## TEXT PASSAGE
((

Showing posts with label Paul Bentzen. Show all posts
Showing posts with label Paul Bentzen. Show all posts

Friday, June 20, 2014

They (1974)

Dir-Prod: "Ito" (AKA- Bill Rebane). Scr: Barbara Rebane. Cast: Paul Bentzen, Debbi Pick, Nick Holt 

The film which Mill Creek presents under the generic title They is actually the head-spinning Grade Z masterpiece Invasion from Inner Earth. This movie was the first of the several Wisconsin-lensed fantasy films made by Bill Rebane.

His first foray into feature filmmaking was the early 1960s horror dud, Monster a Go Go. After its commercial failure, Rebane worked as an executive in charge of US productions filmed in Germany, but got tired of travelling abroad, and eventually settled into a farm property near Gleason, Wisconsin. Here is where his next, and most durable, phase of moviemaking began.

Like any regional filmmakers' work, Rebane's oeuvre is certainly evocative of the geographic location which produced it, lending an authenticity for a place and time that simply couldn't be replicated via the Hollywood star system. His movies are unique for their portraits of eccentrics, intellectuals and enterpreneurs cast amidst a bluish landscape of Wisconsin winter, in small towns with neon Pabst signs hanging in the windows. Rebane’s work is often ridiculed for its poor acting, scripting and special effects, but his films do have a unique atmosphere, with a feel for the narratives’ rugged isolated locations, and odd marriages of shifting tones.

The first “official” Bill Rebane feature is a bizarre science-fiction film which began in 1973 as The Selected (perhaps a more appropriate title), released the following year as Invasion of Inner Earth, which he co-produced, co-edited, and also directed under the oft-used pseudonym of “Ito” (to perhaps give the impression that one person didn’t do everything on the film). The script by his wife Barbara attempts thrills and allegory in equal measure, but the result is a mishmash that however has struck a chord with some viewers, this author included.

))

## MATERIAL
((

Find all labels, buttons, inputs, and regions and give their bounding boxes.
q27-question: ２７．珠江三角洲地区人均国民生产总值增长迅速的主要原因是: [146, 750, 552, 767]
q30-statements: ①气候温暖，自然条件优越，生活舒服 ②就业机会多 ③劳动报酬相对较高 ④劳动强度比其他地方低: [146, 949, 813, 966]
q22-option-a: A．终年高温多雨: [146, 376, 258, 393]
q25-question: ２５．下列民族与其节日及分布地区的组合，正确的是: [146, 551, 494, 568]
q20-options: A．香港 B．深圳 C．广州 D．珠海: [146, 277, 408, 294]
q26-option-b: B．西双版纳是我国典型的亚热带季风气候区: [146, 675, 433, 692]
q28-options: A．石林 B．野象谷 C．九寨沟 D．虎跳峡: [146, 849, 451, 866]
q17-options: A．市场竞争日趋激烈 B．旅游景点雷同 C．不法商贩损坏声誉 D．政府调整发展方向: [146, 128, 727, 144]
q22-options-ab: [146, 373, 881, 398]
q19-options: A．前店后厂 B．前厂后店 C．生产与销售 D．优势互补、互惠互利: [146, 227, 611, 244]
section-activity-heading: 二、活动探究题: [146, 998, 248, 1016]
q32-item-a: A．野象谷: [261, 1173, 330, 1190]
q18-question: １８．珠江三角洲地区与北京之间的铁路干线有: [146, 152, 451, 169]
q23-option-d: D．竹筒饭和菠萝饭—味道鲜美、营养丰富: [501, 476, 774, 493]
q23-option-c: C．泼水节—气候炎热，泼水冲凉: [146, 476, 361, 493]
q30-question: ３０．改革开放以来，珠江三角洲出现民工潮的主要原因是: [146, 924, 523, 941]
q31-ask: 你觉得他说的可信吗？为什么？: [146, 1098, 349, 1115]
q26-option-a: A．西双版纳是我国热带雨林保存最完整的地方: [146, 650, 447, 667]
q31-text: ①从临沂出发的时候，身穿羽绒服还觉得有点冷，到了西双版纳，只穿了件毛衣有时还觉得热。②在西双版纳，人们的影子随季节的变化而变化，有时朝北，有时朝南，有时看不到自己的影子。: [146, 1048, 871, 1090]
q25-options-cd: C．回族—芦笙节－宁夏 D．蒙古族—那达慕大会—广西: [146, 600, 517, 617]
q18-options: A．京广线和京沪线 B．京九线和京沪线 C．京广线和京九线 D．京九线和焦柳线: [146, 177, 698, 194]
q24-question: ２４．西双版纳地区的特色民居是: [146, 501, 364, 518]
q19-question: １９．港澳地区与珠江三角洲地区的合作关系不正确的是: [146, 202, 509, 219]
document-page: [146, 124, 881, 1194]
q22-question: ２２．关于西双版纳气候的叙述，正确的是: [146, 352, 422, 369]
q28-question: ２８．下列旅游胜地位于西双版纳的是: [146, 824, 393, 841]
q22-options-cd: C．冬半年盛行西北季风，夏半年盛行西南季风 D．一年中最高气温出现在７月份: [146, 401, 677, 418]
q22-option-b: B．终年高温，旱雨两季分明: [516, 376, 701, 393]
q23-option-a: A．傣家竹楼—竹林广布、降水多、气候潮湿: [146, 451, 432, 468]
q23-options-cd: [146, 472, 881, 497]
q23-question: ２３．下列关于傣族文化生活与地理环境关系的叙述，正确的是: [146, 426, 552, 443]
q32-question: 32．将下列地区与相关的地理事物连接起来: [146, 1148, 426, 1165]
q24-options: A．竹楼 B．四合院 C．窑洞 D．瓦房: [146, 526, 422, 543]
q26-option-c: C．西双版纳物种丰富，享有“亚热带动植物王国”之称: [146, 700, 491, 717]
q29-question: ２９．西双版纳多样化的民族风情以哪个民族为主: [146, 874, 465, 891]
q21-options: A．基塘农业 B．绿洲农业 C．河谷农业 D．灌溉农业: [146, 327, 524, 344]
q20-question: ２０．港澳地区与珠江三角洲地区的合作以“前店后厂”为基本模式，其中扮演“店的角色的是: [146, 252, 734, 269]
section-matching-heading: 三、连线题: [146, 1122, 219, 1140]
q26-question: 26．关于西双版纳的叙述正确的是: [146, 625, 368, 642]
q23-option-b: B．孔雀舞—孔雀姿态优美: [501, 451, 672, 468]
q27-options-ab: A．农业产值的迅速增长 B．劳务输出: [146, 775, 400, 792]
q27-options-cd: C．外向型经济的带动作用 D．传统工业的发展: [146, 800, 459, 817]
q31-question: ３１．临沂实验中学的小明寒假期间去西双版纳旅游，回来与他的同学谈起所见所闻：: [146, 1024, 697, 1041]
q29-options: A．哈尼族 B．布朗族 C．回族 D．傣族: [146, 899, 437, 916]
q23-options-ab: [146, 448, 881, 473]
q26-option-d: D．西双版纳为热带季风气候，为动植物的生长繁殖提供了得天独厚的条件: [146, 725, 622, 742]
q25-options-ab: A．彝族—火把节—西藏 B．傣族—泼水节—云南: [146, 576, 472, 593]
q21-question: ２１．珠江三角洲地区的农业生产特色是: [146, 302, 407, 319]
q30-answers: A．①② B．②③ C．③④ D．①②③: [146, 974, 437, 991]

))

## WHAT TO WORK ON
(1) From the film review above, quote the stretch from "His first foray" through "of moviemaking began.".
(2) Answer these questions using the film review above:
(a) What was Rebane's first foray into feature filmmaking?
(b) Where did Rebane eventually settle?
(c) Under what pseudonym did Rebane direct the 1974 film?

## SET OF ANSWERS
(1)
His first foray into feature filmmaking was the early 1960s horror dud, Monster a Go Go. After its commercial failure, Rebane worked as an executive in charge of US productions filmed in Germany, but got tired of travelling abroad, and eventually settled into a farm property near Gleason, Wisconsin. Here is where his next, and most durable, phase of moviemaking began.

(2)
(a) Monster a Go Go, an early 1960s horror film
(b) On a farm property near Gleason, Wisconsin
(c) "Ito"